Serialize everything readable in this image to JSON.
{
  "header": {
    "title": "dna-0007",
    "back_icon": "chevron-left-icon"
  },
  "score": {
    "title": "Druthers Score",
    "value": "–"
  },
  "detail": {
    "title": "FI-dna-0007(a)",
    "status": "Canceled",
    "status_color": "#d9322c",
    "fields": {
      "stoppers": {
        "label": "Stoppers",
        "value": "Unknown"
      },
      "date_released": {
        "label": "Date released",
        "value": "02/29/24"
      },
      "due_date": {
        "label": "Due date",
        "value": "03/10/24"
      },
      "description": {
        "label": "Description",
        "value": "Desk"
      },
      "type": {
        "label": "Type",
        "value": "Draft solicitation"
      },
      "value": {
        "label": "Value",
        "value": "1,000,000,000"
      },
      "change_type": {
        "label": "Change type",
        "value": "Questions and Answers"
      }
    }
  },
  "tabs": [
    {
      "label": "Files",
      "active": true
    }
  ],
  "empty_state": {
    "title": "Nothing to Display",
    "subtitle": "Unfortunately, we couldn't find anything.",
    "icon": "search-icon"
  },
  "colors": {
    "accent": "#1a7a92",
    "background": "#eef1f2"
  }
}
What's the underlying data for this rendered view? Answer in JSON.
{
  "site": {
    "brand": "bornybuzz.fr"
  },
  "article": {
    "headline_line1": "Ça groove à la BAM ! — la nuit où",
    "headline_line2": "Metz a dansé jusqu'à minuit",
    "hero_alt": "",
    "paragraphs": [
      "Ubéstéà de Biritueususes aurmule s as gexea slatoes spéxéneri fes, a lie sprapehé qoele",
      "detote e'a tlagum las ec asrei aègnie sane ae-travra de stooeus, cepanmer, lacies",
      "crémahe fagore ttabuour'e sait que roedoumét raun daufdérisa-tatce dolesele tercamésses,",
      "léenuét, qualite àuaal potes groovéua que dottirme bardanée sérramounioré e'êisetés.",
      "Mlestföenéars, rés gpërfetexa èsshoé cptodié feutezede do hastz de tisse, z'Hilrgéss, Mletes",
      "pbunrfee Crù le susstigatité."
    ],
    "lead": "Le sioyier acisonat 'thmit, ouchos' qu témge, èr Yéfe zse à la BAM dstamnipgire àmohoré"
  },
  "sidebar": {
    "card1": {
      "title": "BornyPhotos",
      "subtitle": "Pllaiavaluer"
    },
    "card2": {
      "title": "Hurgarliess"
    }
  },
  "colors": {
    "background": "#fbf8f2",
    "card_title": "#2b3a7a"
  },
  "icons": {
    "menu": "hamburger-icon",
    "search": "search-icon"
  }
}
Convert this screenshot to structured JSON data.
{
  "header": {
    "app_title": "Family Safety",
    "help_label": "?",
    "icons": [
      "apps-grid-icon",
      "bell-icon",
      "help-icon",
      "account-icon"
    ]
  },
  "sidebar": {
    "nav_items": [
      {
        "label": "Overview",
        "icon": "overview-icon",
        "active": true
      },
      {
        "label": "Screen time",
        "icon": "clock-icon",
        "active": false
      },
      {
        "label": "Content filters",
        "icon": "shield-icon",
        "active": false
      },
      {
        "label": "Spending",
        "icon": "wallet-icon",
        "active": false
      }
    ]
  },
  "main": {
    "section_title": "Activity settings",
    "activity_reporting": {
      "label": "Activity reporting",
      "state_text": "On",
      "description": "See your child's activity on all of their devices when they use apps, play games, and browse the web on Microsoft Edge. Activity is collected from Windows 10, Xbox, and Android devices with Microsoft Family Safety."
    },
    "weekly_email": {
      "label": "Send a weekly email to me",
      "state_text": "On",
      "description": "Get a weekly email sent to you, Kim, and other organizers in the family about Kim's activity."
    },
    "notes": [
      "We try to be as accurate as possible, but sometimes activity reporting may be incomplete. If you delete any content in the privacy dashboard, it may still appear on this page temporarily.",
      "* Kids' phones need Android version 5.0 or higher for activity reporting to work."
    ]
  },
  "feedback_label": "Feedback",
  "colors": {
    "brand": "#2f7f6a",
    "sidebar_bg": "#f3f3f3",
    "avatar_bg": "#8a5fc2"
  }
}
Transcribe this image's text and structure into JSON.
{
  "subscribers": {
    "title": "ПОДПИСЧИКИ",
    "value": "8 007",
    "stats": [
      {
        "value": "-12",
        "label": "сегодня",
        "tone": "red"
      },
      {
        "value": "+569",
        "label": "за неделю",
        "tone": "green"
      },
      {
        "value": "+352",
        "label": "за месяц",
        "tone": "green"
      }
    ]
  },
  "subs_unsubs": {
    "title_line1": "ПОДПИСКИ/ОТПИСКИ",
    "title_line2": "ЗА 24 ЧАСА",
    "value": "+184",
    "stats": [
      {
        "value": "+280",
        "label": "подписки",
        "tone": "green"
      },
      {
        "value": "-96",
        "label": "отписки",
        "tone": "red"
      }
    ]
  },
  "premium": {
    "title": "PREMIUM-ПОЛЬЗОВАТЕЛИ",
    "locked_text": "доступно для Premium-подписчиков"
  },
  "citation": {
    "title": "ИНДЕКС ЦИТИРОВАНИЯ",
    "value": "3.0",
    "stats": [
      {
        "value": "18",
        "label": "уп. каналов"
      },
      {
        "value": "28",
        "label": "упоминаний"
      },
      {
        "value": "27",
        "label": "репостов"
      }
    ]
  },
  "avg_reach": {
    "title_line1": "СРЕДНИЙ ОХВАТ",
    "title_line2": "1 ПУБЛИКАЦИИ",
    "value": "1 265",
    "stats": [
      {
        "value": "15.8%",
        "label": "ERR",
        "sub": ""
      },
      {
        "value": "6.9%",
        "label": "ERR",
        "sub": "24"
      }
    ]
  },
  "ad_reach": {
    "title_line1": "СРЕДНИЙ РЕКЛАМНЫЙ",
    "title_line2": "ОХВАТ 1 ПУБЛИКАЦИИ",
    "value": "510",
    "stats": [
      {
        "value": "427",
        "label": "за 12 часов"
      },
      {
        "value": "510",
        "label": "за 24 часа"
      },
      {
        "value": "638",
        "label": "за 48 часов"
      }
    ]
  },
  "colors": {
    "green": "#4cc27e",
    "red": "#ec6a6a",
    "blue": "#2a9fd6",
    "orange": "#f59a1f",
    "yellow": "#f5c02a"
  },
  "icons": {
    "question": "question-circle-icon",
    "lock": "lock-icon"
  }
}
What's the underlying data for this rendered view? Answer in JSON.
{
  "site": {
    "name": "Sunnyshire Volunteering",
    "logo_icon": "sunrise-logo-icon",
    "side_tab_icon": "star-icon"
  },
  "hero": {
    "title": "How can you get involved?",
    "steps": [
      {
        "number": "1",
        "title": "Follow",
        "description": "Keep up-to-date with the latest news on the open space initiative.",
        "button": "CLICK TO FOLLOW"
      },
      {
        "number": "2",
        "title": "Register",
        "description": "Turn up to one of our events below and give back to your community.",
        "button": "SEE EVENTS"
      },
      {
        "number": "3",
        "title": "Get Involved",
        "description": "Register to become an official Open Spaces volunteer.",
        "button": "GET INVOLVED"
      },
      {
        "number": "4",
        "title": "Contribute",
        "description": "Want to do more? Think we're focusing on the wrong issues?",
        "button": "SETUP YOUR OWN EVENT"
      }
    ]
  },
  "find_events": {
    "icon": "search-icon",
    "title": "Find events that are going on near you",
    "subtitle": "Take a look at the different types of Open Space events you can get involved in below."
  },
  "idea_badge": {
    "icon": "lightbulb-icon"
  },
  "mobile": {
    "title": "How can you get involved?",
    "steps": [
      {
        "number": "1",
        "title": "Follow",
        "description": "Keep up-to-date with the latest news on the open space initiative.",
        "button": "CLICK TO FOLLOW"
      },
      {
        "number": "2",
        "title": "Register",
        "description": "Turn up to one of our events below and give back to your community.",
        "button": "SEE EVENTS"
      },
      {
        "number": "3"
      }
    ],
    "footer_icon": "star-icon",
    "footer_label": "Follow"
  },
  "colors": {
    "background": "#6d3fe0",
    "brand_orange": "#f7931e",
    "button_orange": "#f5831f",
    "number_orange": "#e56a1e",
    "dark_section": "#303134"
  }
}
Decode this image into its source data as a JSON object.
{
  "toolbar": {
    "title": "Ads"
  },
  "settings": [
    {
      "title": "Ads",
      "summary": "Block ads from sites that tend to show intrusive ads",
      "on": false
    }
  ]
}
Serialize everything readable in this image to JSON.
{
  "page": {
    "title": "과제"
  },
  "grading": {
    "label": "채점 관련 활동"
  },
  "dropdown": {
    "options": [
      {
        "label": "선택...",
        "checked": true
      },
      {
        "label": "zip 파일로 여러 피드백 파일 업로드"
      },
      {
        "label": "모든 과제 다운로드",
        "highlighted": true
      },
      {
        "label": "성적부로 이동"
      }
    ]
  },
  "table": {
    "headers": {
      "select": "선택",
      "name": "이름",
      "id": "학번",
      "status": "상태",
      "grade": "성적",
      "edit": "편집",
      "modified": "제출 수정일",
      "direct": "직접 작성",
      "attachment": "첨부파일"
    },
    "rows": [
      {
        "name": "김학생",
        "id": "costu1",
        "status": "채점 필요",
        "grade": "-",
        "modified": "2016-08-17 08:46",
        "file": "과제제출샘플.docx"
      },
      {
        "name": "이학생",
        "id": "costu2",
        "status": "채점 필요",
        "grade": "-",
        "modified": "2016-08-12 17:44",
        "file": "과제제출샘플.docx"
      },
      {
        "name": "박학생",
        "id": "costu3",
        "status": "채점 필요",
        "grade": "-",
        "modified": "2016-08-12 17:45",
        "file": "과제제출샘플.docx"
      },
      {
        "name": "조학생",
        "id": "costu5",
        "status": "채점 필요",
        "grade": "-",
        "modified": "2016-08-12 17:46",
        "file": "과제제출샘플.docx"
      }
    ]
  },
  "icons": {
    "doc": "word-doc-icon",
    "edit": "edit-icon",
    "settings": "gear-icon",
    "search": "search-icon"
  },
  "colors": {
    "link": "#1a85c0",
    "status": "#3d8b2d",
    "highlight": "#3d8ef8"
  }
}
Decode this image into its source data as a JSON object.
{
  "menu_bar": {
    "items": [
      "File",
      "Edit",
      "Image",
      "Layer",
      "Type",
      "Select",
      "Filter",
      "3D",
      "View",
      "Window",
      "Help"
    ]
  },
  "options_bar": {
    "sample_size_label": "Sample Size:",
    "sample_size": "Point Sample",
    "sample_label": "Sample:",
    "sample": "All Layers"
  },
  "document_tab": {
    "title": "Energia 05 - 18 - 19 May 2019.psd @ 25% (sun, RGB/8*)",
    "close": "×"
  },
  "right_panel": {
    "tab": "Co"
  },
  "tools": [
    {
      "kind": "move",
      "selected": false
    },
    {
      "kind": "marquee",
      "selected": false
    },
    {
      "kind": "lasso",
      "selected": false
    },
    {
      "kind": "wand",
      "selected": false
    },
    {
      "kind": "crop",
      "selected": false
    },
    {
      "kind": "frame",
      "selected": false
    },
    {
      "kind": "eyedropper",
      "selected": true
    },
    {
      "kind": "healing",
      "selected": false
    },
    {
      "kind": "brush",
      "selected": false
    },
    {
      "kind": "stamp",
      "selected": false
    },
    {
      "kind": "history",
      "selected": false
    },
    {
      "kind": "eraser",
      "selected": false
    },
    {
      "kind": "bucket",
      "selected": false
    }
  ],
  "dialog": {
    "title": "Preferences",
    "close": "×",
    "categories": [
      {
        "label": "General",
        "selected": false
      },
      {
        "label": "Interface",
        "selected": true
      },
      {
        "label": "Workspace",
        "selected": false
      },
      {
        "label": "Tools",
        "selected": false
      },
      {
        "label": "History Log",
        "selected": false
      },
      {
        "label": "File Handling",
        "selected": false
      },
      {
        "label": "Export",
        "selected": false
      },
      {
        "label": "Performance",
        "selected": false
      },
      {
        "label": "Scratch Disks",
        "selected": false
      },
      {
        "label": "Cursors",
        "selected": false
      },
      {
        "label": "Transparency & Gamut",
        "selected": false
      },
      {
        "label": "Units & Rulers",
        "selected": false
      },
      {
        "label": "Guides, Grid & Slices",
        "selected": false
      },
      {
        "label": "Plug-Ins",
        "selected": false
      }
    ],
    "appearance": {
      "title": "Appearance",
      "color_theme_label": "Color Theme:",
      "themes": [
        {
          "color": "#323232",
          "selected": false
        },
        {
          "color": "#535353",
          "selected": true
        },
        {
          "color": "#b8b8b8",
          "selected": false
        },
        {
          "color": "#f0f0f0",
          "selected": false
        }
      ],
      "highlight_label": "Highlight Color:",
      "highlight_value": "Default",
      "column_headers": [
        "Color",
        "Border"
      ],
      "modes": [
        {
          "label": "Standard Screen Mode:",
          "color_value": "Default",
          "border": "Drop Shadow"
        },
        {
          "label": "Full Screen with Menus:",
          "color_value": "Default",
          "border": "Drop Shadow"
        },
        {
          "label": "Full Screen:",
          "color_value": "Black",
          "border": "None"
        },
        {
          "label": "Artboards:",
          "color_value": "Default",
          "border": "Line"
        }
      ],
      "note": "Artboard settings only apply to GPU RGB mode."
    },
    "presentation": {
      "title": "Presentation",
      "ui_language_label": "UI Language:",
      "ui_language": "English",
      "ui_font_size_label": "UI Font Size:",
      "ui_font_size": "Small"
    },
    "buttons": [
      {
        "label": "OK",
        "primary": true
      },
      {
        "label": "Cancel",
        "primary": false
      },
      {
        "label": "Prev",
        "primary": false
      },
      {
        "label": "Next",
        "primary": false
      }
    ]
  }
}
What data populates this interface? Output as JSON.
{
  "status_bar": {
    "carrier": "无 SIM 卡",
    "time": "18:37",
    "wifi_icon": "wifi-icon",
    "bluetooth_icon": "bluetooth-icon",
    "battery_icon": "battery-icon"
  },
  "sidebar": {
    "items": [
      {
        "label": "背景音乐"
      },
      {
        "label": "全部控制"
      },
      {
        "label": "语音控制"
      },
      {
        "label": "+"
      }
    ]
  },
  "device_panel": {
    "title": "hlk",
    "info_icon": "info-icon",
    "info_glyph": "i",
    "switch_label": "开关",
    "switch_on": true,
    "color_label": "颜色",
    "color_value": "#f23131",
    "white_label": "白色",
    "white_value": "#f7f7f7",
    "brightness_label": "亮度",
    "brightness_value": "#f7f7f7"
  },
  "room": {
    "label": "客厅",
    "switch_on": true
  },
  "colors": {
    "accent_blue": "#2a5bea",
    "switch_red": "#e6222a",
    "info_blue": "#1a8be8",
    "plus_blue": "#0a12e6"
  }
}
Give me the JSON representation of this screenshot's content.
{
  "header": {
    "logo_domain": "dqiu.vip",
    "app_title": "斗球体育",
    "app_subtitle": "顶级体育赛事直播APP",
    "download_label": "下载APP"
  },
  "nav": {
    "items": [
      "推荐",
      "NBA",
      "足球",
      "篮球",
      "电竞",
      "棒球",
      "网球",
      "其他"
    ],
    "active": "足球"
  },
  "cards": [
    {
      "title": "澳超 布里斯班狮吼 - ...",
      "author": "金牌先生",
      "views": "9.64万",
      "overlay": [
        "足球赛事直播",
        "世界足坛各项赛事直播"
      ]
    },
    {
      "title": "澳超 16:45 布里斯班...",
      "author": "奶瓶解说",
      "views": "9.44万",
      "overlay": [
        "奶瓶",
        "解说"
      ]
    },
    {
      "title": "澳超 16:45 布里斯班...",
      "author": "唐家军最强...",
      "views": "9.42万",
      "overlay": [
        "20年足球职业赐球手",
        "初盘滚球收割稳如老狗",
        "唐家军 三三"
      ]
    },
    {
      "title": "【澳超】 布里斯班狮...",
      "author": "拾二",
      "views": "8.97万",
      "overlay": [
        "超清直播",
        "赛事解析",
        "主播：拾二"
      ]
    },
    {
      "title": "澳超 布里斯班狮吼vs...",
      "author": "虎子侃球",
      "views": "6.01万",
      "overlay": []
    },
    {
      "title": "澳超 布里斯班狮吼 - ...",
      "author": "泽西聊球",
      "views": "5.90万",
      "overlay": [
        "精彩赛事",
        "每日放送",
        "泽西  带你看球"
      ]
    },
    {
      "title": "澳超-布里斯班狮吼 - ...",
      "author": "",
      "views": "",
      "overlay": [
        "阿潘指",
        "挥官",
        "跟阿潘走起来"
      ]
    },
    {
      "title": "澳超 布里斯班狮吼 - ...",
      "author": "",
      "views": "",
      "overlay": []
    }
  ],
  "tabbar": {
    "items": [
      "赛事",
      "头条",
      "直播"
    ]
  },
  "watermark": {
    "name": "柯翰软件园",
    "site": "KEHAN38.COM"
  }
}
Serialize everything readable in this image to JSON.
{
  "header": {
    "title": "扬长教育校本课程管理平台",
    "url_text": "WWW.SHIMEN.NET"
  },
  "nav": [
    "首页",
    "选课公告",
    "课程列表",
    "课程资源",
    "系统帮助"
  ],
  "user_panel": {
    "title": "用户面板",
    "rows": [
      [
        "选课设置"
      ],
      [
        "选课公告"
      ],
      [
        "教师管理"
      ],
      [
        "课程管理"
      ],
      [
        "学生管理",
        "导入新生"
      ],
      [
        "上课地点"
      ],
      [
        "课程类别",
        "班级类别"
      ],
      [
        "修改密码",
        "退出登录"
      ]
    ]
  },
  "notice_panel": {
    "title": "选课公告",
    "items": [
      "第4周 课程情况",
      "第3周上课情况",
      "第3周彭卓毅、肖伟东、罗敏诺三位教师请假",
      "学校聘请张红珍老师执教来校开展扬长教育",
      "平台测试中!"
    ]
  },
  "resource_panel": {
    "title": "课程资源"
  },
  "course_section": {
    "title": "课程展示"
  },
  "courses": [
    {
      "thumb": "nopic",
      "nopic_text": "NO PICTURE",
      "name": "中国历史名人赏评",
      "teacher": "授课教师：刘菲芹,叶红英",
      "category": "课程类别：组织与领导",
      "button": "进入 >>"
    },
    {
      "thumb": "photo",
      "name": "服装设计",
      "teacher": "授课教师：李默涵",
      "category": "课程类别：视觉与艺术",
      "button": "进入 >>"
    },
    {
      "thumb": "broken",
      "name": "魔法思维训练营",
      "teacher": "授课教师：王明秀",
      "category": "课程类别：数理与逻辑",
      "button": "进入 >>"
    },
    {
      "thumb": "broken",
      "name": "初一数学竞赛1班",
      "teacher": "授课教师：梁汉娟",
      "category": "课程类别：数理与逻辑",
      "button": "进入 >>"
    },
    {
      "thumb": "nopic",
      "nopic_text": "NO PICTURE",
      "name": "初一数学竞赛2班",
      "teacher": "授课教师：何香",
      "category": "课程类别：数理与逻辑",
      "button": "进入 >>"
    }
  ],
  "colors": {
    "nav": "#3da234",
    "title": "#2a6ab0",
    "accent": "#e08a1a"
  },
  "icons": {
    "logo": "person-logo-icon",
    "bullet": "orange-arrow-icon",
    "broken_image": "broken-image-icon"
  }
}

|---|

TASK. Isolate the lines that hold the word "author" and copy all of them.

WRITTEN ANSWER.
      "author": "金牌先生",
      "author": "奶瓶解说",
      "author": "唐家军最强...",
      "author": "拾二",
      "author": "虎子侃球",
      "author": "泽西聊球",
      "author": "",
      "author": "",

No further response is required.